- **Material provided**:
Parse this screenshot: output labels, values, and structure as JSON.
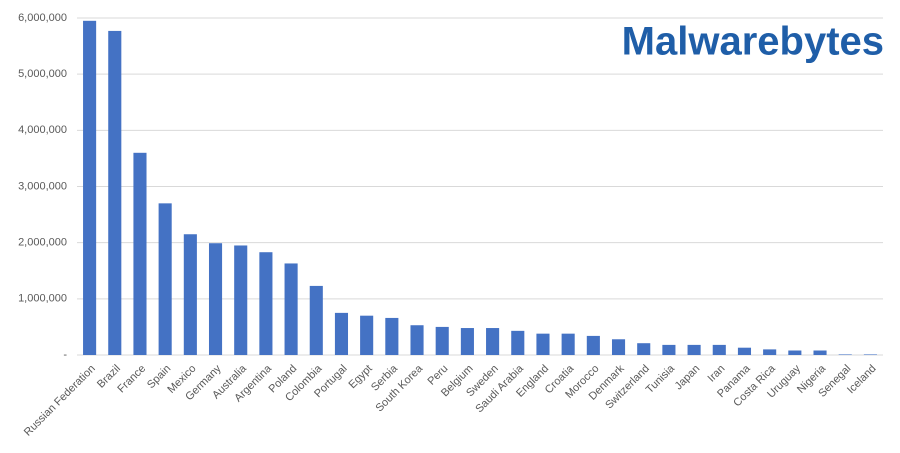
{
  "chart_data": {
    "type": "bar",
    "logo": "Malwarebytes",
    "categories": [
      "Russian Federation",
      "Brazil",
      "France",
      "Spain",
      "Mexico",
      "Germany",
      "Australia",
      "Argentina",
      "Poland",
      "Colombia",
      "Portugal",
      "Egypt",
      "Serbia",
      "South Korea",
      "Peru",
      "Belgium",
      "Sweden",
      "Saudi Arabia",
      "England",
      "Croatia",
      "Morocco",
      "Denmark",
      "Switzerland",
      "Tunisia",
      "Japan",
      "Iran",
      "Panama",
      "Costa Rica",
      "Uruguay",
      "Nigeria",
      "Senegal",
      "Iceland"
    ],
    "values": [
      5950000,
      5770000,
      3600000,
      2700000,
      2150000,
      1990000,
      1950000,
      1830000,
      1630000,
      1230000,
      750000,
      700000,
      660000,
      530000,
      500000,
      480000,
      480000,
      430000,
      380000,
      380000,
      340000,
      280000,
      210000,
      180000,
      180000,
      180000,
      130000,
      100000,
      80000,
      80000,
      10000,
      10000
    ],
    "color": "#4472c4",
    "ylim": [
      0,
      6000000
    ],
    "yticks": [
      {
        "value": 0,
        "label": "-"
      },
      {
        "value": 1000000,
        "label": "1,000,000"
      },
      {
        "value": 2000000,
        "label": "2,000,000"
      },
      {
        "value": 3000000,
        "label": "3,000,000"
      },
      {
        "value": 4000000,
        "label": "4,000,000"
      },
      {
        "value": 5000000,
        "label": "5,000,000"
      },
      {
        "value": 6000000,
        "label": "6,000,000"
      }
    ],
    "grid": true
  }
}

* * *

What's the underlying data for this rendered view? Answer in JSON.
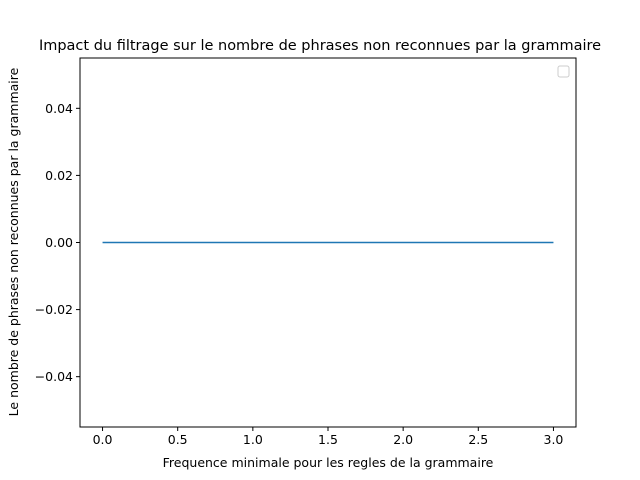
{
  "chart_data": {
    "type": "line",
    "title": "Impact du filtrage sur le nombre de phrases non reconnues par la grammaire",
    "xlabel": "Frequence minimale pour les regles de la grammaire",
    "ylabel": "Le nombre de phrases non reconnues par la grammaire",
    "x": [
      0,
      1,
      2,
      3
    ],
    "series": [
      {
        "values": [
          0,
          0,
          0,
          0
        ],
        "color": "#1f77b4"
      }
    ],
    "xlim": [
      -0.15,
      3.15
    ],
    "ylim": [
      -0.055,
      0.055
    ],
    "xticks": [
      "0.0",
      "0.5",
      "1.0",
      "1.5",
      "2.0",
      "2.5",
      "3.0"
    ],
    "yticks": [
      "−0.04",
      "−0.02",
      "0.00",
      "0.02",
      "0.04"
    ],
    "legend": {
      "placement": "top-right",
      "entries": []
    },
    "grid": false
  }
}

* * *

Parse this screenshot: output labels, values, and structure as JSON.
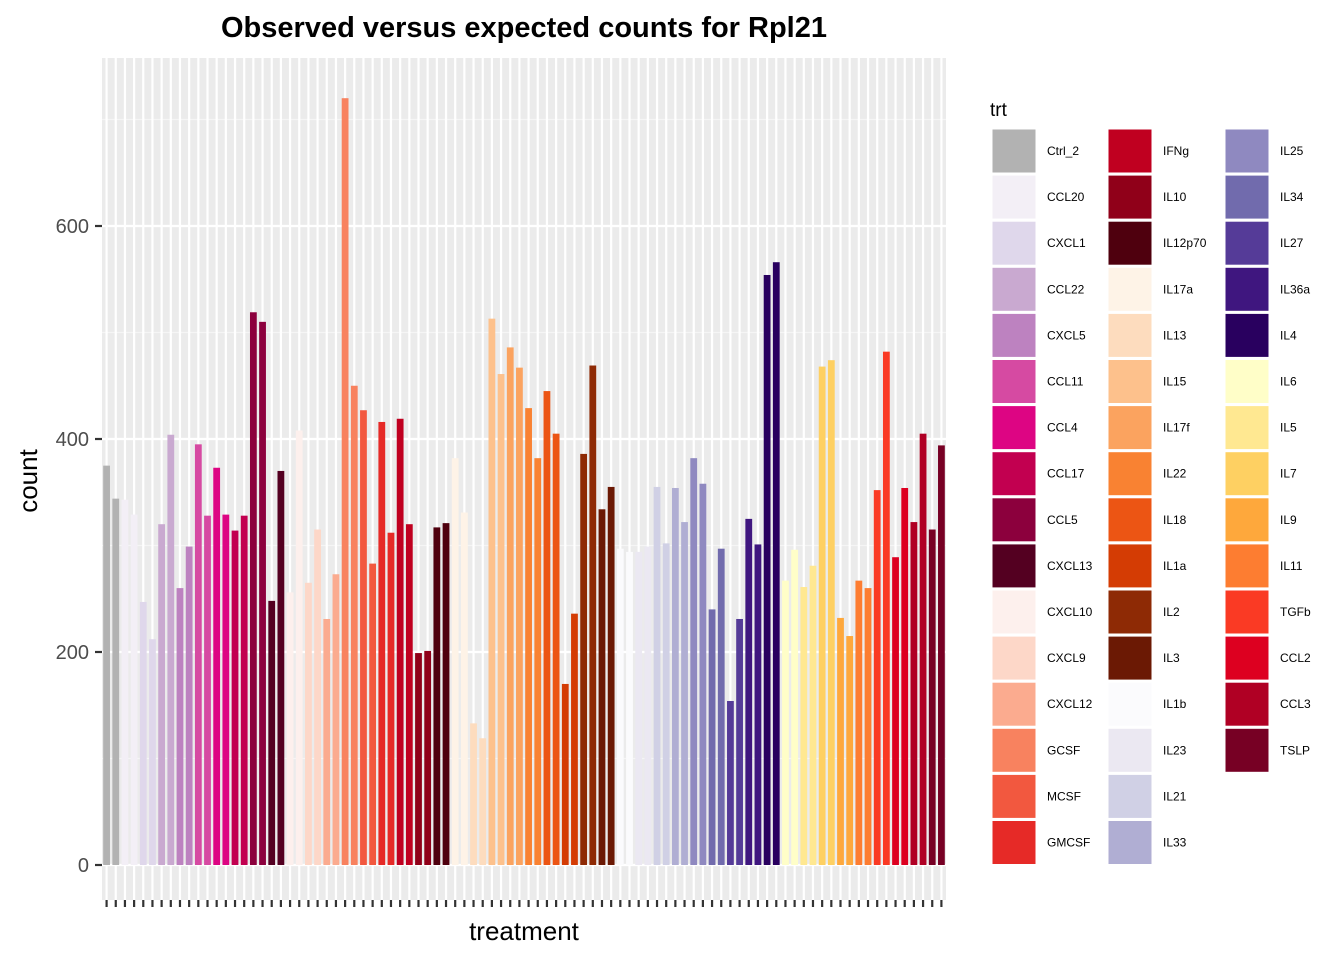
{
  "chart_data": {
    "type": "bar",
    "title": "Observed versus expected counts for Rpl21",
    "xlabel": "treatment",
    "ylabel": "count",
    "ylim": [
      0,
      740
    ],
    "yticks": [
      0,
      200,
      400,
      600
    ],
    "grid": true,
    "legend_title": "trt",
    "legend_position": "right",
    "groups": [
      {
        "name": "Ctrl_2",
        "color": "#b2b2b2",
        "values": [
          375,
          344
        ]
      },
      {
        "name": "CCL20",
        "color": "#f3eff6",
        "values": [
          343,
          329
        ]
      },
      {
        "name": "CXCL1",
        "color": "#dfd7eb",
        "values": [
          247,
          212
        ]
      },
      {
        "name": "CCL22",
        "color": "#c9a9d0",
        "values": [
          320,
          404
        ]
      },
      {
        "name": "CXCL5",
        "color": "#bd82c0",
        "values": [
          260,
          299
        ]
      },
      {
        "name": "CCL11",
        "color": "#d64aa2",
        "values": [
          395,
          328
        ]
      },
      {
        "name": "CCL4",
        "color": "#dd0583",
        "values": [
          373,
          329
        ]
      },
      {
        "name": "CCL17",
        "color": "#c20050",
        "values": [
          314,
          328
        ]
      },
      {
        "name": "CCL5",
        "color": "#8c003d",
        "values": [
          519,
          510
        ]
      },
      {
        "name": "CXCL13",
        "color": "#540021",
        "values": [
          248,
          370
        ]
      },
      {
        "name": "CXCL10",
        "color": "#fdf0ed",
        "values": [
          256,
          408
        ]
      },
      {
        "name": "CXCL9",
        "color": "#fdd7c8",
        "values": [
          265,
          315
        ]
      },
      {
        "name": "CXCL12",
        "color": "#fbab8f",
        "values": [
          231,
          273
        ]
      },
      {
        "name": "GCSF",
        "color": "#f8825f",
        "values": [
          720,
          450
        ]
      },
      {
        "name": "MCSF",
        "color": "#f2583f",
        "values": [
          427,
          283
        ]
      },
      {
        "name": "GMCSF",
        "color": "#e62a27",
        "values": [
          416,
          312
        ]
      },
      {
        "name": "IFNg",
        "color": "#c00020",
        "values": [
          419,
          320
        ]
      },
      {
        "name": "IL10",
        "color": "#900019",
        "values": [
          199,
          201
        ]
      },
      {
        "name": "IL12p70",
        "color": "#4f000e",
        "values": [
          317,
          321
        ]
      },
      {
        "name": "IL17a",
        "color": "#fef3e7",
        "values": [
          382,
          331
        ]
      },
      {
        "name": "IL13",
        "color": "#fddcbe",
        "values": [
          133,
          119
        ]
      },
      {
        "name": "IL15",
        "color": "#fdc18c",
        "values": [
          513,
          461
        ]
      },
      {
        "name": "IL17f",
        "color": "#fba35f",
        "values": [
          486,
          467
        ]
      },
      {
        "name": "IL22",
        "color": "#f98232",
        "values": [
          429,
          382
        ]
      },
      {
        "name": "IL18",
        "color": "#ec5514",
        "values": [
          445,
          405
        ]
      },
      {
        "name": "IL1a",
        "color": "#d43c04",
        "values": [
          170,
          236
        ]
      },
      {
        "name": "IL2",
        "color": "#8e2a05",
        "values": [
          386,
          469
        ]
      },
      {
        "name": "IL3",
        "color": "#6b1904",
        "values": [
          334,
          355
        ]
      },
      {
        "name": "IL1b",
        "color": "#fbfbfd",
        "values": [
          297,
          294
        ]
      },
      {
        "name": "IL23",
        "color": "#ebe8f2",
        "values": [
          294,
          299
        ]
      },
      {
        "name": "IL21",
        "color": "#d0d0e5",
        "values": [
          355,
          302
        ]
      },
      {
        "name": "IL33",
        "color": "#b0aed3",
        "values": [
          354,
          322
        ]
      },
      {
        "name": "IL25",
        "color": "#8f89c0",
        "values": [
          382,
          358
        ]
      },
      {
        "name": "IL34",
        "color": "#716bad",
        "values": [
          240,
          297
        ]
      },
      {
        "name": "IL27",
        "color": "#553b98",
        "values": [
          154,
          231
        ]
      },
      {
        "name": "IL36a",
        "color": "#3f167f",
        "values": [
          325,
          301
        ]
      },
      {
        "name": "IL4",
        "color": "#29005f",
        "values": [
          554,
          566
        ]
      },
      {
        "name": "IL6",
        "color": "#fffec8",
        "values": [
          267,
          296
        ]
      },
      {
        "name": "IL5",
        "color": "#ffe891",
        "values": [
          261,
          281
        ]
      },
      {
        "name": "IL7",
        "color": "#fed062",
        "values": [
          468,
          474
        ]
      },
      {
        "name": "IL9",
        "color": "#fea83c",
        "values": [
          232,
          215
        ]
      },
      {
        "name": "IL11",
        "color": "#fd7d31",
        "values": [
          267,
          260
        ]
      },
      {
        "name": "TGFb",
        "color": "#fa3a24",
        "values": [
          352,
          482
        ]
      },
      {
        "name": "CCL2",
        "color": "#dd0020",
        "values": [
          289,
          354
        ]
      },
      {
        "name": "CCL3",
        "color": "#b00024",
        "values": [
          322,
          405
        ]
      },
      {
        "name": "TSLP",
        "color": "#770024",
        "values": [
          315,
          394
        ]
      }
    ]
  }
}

- **Problem description**: Provide only the number of lines in the records containing the string "reconnues".

- **Exercise solution**: 2